◆ Prompt
Go through the records and give each one again exactly.

Data entries for graphics:
>>>
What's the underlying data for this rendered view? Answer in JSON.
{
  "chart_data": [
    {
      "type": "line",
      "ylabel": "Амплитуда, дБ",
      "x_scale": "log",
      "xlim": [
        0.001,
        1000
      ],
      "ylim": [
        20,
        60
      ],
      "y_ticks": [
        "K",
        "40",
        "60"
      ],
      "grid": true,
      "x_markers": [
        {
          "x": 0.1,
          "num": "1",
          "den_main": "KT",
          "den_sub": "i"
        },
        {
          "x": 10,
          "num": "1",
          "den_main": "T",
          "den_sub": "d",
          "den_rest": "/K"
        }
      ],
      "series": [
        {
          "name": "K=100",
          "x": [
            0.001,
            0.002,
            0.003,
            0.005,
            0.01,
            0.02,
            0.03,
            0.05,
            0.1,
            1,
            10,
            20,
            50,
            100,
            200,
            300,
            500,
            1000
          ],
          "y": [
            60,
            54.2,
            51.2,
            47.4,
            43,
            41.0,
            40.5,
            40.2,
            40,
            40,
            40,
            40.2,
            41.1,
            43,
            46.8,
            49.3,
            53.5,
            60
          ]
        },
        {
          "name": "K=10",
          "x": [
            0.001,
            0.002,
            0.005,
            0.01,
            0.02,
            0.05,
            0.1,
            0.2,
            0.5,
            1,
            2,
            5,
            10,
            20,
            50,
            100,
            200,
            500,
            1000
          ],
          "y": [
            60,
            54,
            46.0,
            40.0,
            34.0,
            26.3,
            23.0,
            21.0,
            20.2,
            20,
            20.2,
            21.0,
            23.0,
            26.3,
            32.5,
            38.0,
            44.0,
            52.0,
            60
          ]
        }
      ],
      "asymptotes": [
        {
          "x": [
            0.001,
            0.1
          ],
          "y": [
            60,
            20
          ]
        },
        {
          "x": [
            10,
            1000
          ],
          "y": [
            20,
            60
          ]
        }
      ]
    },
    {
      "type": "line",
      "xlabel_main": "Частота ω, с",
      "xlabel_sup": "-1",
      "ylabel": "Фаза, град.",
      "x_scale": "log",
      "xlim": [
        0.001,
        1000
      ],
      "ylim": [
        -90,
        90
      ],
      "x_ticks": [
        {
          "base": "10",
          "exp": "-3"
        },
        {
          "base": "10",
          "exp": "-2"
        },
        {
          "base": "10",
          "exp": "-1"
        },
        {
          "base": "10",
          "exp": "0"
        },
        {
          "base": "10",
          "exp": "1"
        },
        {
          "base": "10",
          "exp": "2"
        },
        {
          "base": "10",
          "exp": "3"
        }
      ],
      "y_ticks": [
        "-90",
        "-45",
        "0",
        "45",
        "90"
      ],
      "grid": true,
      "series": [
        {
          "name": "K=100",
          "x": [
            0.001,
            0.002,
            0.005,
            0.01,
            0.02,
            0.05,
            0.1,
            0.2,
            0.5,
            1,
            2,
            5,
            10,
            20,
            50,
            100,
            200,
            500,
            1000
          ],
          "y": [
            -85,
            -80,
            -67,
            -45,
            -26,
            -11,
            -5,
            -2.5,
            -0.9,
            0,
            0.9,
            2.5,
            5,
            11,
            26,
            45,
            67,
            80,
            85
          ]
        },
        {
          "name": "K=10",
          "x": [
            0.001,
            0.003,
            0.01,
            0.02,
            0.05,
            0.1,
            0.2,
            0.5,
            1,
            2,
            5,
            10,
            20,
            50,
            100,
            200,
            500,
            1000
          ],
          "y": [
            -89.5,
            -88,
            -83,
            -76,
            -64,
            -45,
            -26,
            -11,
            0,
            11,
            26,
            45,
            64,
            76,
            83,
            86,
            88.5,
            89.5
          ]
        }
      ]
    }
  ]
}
<<<
◆ Answer in full
What's the underlying data for this rendered view? Answer in JSON.
{
  "chart_data": [
    {
      "type": "line",
      "ylabel": "Амплитуда, дБ",
      "x_scale": "log",
      "xlim": [
        0.001,
        1000
      ],
      "ylim": [
        20,
        60
      ],
      "y_ticks": [
        "K",
        "40",
        "60"
      ],
      "grid": true,
      "x_markers": [
        {
          "x": 0.1,
          "num": "1",
          "den_main": "KT",
          "den_sub": "i"
        },
        {
          "x": 10,
          "num": "1",
          "den_main": "T",
          "den_sub": "d",
          "den_rest": "/K"
        }
      ],
      "series": [
        {
          "name": "K=100",
          "x": [
            0.001,
            0.002,
            0.003,
            0.005,
            0.01,
            0.02,
            0.03,
            0.05,
            0.1,
            1,
            10,
            20,
            50,
            100,
            200,
            300,
            500,
            1000
          ],
          "y": [
            60,
            54.2,
            51.2,
            47.4,
            43,
            41.0,
            40.5,
            40.2,
            40,
            40,
            40,
            40.2,
            41.1,
            43,
            46.8,
            49.3,
            53.5,
            60
          ]
        },
        {
          "name": "K=10",
          "x": [
            0.001,
            0.002,
            0.005,
            0.01,
            0.02,
            0.05,
            0.1,
            0.2,
            0.5,
            1,
            2,
            5,
            10,
            20,
            50,
            100,
            200,
            500,
            1000
          ],
          "y": [
            60,
            54,
            46.0,
            40.0,
            34.0,
            26.3,
            23.0,
            21.0,
            20.2,
            20,
            20.2,
            21.0,
            23.0,
            26.3,
            32.5,
            38.0,
            44.0,
            52.0,
            60
          ]
        }
      ],
      "asymptotes": [
        {
          "x": [
            0.001,
            0.1
          ],
          "y": [
            60,
            20
          ]
        },
        {
          "x": [
            10,
            1000
          ],
          "y": [
            20,
            60
          ]
        }
      ]
    },
    {
      "type": "line",
      "xlabel_main": "Частота ω, с",
      "xlabel_sup": "-1",
      "ylabel": "Фаза, град.",
      "x_scale": "log",
      "xlim": [
        0.001,
        1000
      ],
      "ylim": [
        -90,
        90
      ],
      "x_ticks": [
        {
          "base": "10",
          "exp": "-3"
        },
        {
          "base": "10",
          "exp": "-2"
        },
        {
          "base": "10",
          "exp": "-1"
        },
        {
          "base": "10",
          "exp": "0"
        },
        {
          "base": "10",
          "exp": "1"
        },
        {
          "base": "10",
          "exp": "2"
        },
        {
          "base": "10",
          "exp": "3"
        }
      ],
      "y_ticks": [
        "-90",
        "-45",
        "0",
        "45",
        "90"
      ],
      "grid": true,
      "series": [
        {
          "name": "K=100",
          "x": [
            0.001,
            0.002,
            0.005,
            0.01,
            0.02,
            0.05,
            0.1,
            0.2,
            0.5,
            1,
            2,
            5,
            10,
            20,
            50,
            100,
            200,
            500,
            1000
          ],
          "y": [
            -85,
            -80,
            -67,
            -45,
            -26,
            -11,
            -5,
            -2.5,
            -0.9,
            0,
            0.9,
            2.5,
            5,
            11,
            26,
            45,
            67,
            80,
            85
          ]
        },
        {
          "name": "K=10",
          "x": [
            0.001,
            0.003,
            0.01,
            0.02,
            0.05,
            0.1,
            0.2,
            0.5,
            1,
            2,
            5,
            10,
            20,
            50,
            100,
            200,
            500,
            1000
          ],
          "y": [
            -89.5,
            -88,
            -83,
            -76,
            -64,
            -45,
            -26,
            -11,
            0,
            11,
            26,
            45,
            64,
            76,
            83,
            86,
            88.5,
            89.5
          ]
        }
      ]
    }
  ]
}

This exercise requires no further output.